● EXTRACTED INFORMATION

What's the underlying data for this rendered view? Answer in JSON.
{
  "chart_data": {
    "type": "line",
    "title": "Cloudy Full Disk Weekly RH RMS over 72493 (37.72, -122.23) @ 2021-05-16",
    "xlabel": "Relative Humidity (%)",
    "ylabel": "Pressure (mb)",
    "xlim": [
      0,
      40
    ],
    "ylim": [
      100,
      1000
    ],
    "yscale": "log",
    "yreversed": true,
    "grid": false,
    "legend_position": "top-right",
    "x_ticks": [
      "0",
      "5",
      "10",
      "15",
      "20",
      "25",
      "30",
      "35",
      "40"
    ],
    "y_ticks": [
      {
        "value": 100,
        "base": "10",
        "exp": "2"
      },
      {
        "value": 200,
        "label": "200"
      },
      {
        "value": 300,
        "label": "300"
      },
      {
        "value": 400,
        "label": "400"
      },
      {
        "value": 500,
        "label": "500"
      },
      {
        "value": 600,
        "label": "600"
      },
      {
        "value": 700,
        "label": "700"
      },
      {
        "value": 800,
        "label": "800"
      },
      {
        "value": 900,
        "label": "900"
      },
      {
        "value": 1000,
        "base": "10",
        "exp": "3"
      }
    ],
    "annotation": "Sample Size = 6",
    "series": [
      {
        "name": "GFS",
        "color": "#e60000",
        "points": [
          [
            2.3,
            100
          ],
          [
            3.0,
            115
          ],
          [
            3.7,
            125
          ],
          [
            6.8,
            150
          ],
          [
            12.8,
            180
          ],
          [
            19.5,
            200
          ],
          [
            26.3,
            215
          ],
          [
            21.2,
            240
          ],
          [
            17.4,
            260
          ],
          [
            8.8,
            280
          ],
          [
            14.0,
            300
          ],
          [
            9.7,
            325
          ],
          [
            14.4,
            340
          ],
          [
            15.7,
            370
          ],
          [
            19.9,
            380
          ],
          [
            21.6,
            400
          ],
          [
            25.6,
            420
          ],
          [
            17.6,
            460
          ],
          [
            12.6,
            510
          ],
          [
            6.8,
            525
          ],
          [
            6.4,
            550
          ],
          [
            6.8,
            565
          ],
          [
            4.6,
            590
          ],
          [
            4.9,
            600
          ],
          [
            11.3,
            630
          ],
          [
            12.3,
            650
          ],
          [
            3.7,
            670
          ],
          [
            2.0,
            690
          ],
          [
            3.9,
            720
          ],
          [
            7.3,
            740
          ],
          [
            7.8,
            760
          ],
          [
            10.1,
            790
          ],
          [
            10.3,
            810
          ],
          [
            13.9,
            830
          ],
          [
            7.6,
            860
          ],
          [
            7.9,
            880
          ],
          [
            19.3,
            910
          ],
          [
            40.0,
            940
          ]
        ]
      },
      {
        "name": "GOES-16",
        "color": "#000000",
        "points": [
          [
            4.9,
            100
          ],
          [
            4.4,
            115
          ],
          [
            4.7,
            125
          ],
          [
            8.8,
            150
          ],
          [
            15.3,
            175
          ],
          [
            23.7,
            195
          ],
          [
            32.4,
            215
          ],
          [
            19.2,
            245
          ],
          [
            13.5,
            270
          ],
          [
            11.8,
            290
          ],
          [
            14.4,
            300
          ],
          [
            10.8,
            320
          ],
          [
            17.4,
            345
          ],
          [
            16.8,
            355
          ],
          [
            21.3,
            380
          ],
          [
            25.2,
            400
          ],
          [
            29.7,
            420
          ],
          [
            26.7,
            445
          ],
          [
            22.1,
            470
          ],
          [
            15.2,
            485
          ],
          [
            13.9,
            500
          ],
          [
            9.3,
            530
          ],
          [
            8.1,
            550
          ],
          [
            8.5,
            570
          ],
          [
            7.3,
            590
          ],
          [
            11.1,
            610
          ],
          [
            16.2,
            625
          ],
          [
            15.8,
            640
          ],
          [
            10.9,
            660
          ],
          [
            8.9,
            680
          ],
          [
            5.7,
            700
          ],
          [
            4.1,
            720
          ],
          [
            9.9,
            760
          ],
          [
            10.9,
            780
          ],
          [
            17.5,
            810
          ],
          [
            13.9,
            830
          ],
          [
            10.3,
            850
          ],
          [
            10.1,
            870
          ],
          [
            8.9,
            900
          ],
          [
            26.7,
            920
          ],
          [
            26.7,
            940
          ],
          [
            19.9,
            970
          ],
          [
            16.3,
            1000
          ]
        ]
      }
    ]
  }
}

● TASK GOAL
Copy all of the data. Keep every word exactly as it is.

● ANSWER TO THIS EXERCISE
What's the underlying data for this rendered view? Answer in JSON.
{
  "chart_data": {
    "type": "line",
    "title": "Cloudy Full Disk Weekly RH RMS over 72493 (37.72, -122.23) @ 2021-05-16",
    "xlabel": "Relative Humidity (%)",
    "ylabel": "Pressure (mb)",
    "xlim": [
      0,
      40
    ],
    "ylim": [
      100,
      1000
    ],
    "yscale": "log",
    "yreversed": true,
    "grid": false,
    "legend_position": "top-right",
    "x_ticks": [
      "0",
      "5",
      "10",
      "15",
      "20",
      "25",
      "30",
      "35",
      "40"
    ],
    "y_ticks": [
      {
        "value": 100,
        "base": "10",
        "exp": "2"
      },
      {
        "value": 200,
        "label": "200"
      },
      {
        "value": 300,
        "label": "300"
      },
      {
        "value": 400,
        "label": "400"
      },
      {
        "value": 500,
        "label": "500"
      },
      {
        "value": 600,
        "label": "600"
      },
      {
        "value": 700,
        "label": "700"
      },
      {
        "value": 800,
        "label": "800"
      },
      {
        "value": 900,
        "label": "900"
      },
      {
        "value": 1000,
        "base": "10",
        "exp": "3"
      }
    ],
    "annotation": "Sample Size = 6",
    "series": [
      {
        "name": "GFS",
        "color": "#e60000",
        "points": [
          [
            2.3,
            100
          ],
          [
            3.0,
            115
          ],
          [
            3.7,
            125
          ],
          [
            6.8,
            150
          ],
          [
            12.8,
            180
          ],
          [
            19.5,
            200
          ],
          [
            26.3,
            215
          ],
          [
            21.2,
            240
          ],
          [
            17.4,
            260
          ],
          [
            8.8,
            280
          ],
          [
            14.0,
            300
          ],
          [
            9.7,
            325
          ],
          [
            14.4,
            340
          ],
          [
            15.7,
            370
          ],
          [
            19.9,
            380
          ],
          [
            21.6,
            400
          ],
          [
            25.6,
            420
          ],
          [
            17.6,
            460
          ],
          [
            12.6,
            510
          ],
          [
            6.8,
            525
          ],
          [
            6.4,
            550
          ],
          [
            6.8,
            565
          ],
          [
            4.6,
            590
          ],
          [
            4.9,
            600
          ],
          [
            11.3,
            630
          ],
          [
            12.3,
            650
          ],
          [
            3.7,
            670
          ],
          [
            2.0,
            690
          ],
          [
            3.9,
            720
          ],
          [
            7.3,
            740
          ],
          [
            7.8,
            760
          ],
          [
            10.1,
            790
          ],
          [
            10.3,
            810
          ],
          [
            13.9,
            830
          ],
          [
            7.6,
            860
          ],
          [
            7.9,
            880
          ],
          [
            19.3,
            910
          ],
          [
            40.0,
            940
          ]
        ]
      },
      {
        "name": "GOES-16",
        "color": "#000000",
        "points": [
          [
            4.9,
            100
          ],
          [
            4.4,
            115
          ],
          [
            4.7,
            125
          ],
          [
            8.8,
            150
          ],
          [
            15.3,
            175
          ],
          [
            23.7,
            195
          ],
          [
            32.4,
            215
          ],
          [
            19.2,
            245
          ],
          [
            13.5,
            270
          ],
          [
            11.8,
            290
          ],
          [
            14.4,
            300
          ],
          [
            10.8,
            320
          ],
          [
            17.4,
            345
          ],
          [
            16.8,
            355
          ],
          [
            21.3,
            380
          ],
          [
            25.2,
            400
          ],
          [
            29.7,
            420
          ],
          [
            26.7,
            445
          ],
          [
            22.1,
            470
          ],
          [
            15.2,
            485
          ],
          [
            13.9,
            500
          ],
          [
            9.3,
            530
          ],
          [
            8.1,
            550
          ],
          [
            8.5,
            570
          ],
          [
            7.3,
            590
          ],
          [
            11.1,
            610
          ],
          [
            16.2,
            625
          ],
          [
            15.8,
            640
          ],
          [
            10.9,
            660
          ],
          [
            8.9,
            680
          ],
          [
            5.7,
            700
          ],
          [
            4.1,
            720
          ],
          [
            9.9,
            760
          ],
          [
            10.9,
            780
          ],
          [
            17.5,
            810
          ],
          [
            13.9,
            830
          ],
          [
            10.3,
            850
          ],
          [
            10.1,
            870
          ],
          [
            8.9,
            900
          ],
          [
            26.7,
            920
          ],
          [
            26.7,
            940
          ],
          [
            19.9,
            970
          ],
          [
            16.3,
            1000
          ]
        ]
      }
    ]
  }
}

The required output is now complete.